** START OF Extracted records **
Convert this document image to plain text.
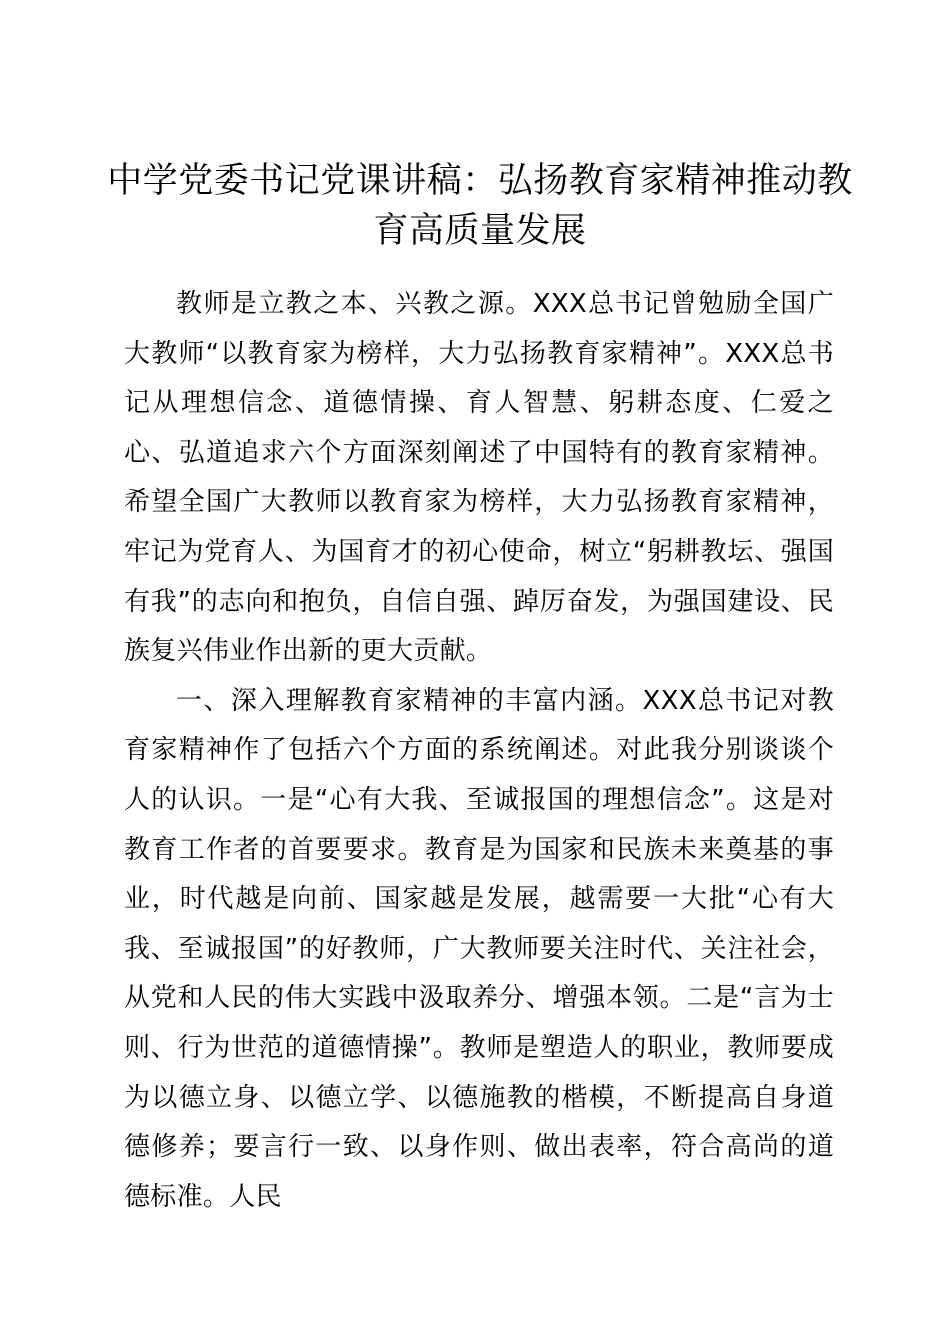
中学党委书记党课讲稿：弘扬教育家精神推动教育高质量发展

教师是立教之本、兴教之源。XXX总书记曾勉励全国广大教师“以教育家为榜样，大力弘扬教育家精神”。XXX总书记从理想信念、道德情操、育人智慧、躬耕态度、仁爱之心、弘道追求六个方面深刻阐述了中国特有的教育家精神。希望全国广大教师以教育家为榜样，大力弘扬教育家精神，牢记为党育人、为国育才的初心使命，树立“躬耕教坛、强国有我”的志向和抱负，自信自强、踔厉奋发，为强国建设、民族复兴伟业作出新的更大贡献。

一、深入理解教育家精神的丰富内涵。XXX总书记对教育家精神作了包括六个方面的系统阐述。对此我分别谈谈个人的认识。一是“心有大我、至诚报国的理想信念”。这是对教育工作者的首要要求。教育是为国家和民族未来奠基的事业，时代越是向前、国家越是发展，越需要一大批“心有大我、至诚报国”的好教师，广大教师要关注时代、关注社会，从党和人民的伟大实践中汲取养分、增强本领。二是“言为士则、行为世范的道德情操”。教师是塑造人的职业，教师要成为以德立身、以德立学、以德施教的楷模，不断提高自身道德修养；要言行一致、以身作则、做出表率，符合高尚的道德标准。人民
** END OF Extracted records **
** START OF Extracted records **
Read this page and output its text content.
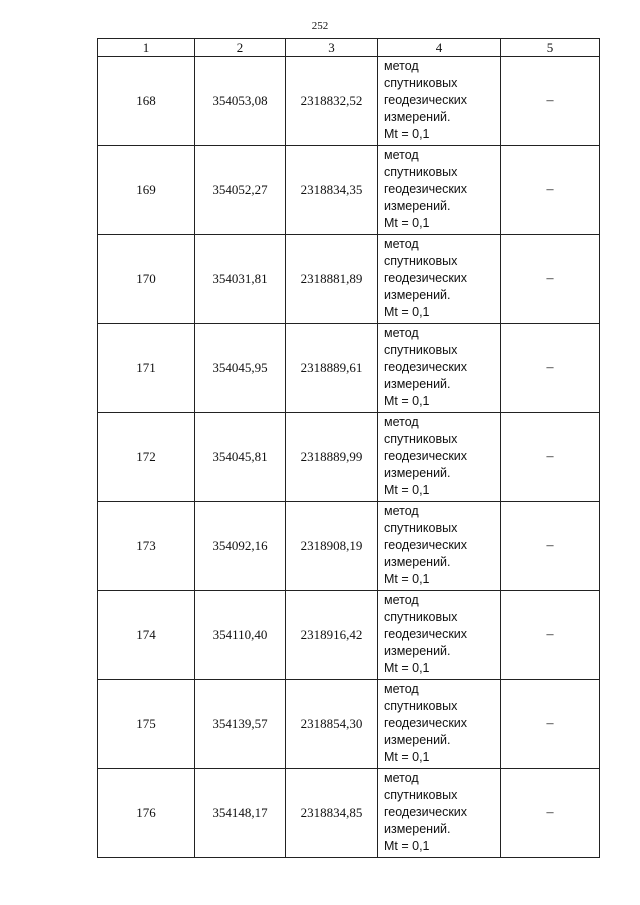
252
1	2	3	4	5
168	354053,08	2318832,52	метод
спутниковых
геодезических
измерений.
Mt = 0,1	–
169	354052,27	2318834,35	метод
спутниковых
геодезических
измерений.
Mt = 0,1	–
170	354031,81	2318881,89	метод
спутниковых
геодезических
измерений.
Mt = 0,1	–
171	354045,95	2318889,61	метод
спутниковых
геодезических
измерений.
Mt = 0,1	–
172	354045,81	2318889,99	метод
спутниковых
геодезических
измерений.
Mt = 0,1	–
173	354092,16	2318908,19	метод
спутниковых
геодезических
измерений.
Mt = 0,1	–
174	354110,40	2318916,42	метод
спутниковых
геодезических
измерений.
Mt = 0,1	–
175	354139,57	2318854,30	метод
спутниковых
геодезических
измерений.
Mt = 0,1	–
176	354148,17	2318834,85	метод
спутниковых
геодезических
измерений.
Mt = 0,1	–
** END OF Extracted records **
Task: Search the data for "метод". Copy every matching line.

Finished task:
168	354053,08	2318832,52	метод
169	354052,27	2318834,35	метод
170	354031,81	2318881,89	метод
171	354045,95	2318889,61	метод
172	354045,81	2318889,99	метод
173	354092,16	2318908,19	метод
174	354110,40	2318916,42	метод
175	354139,57	2318854,30	метод
176	354148,17	2318834,85	метод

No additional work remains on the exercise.